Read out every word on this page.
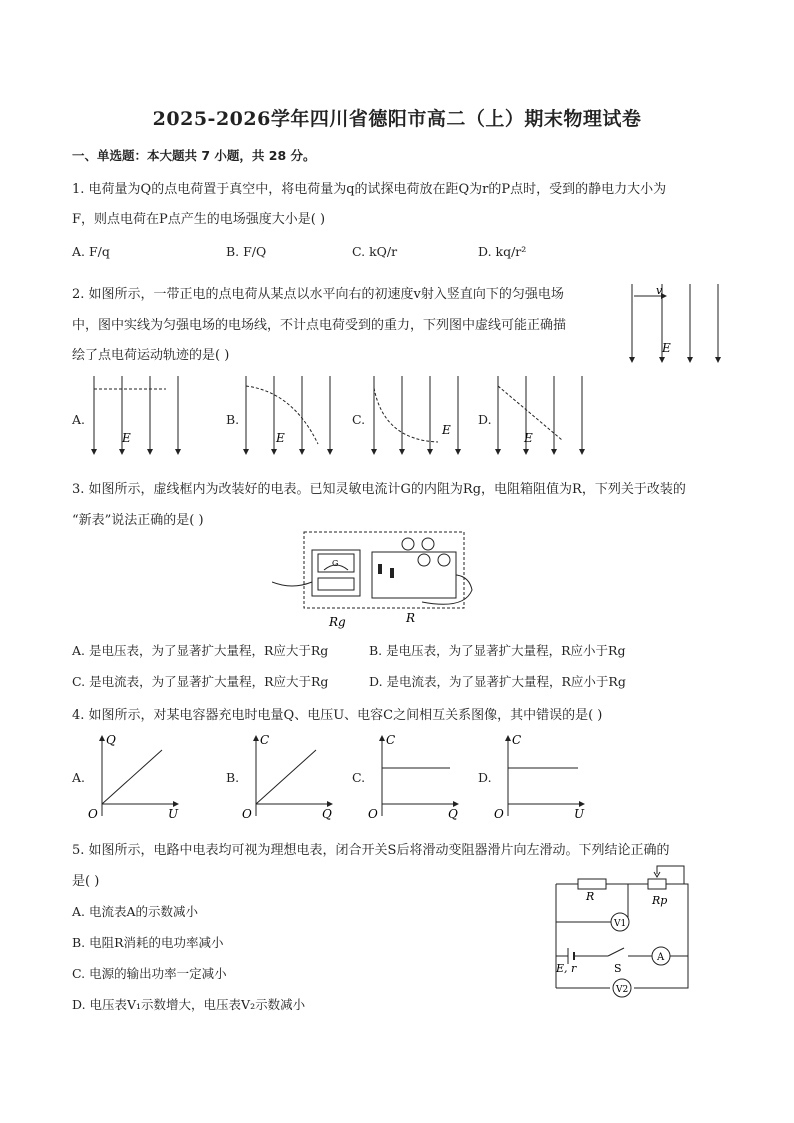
2025-2026学年四川省德阳市高二（上）期末物理试卷
一、单选题：本大题共 7 小题，共 28 分。
1. 电荷量为Q的点电荷置于真空中，将电荷量为q的试探电荷放在距Q为r的P点时，受到的静电力大小为
F，则点电荷在P点产生的电场强度大小是( )
A. F/q	B. F/Q	C. kQ/r	D. kq/r²
2. 如图所示，一带正电的点电荷从某点以水平向右的初速度v射入竖直向下的匀强电场
中，图中实线为匀强电场的电场线，不计点电荷受到的重力，下列图中虚线可能正确描
绘了点电荷运动轨迹的是( )
v
E
A.
E
B.
E
C.
E
D.
E
3. 如图所示，虚线框内为改装好的电表。已知灵敏电流计G的内阻为Rg，电阻箱阻值为R，下列关于改装的
“新表”说法正确的是( )
G
Rg	R
A. 是电压表，为了显著扩大量程，R应大于Rg	B. 是电压表，为了显著扩大量程，R应小于Rg
C. 是电流表，为了显著扩大量程，R应大于Rg	D. 是电流表，为了显著扩大量程，R应小于Rg
4. 如图所示，对某电容器充电时电量Q、电压U、电容C之间相互关系图像，其中错误的是( )
A.
Q
U
O
B.
C
Q
O
C.
C
Q
O
D.
C
U
O
5. 如图所示，电路中电表均可视为理想电表，闭合开关S后将滑动变阻器滑片向左滑动。下列结论正确的
是( )
A. 电流表A的示数减小
B. 电阻R消耗的电功率减小
C. 电源的输出功率一定减小
D. 电压表V₁示数增大，电压表V₂示数减小
V1
A
E, r	S
V2
R	Rp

- [TASK OBJECTIVE]: Copy the data character for character, but drop all pictures from the copy.

- [RESULT]:
Read out every word on this page.
2025-2026学年四川省德阳市高二（上）期末物理试卷
一、单选题：本大题共 7 小题，共 28 分。
1. 电荷量为Q的点电荷置于真空中，将电荷量为q的试探电荷放在距Q为r的P点时，受到的静电力大小为
F，则点电荷在P点产生的电场强度大小是( )
A. F/q	B. F/Q	C. kQ/r	D. kq/r²
2. 如图所示，一带正电的点电荷从某点以水平向右的初速度v射入竖直向下的匀强电场
中，图中实线为匀强电场的电场线，不计点电荷受到的重力，下列图中虚线可能正确描
绘了点电荷运动轨迹的是( )
v
E
A.
E
B.
E
C.
E
D.
E
3. 如图所示，虚线框内为改装好的电表。已知灵敏电流计G的内阻为Rg，电阻箱阻值为R，下列关于改装的
“新表”说法正确的是( )
G
Rg	R
A. 是电压表，为了显著扩大量程，R应大于Rg	B. 是电压表，为了显著扩大量程，R应小于Rg
C. 是电流表，为了显著扩大量程，R应大于Rg	D. 是电流表，为了显著扩大量程，R应小于Rg
4. 如图所示，对某电容器充电时电量Q、电压U、电容C之间相互关系图像，其中错误的是( )
A.
Q
U
O
B.
C
Q
O
C.
C
Q
O
D.
C
U
O
5. 如图所示，电路中电表均可视为理想电表，闭合开关S后将滑动变阻器滑片向左滑动。下列结论正确的
是( )
A. 电流表A的示数减小
B. 电阻R消耗的电功率减小
C. 电源的输出功率一定减小
D. 电压表V₁示数增大，电压表V₂示数减小
V1
A
E, r	S
V2
R	Rp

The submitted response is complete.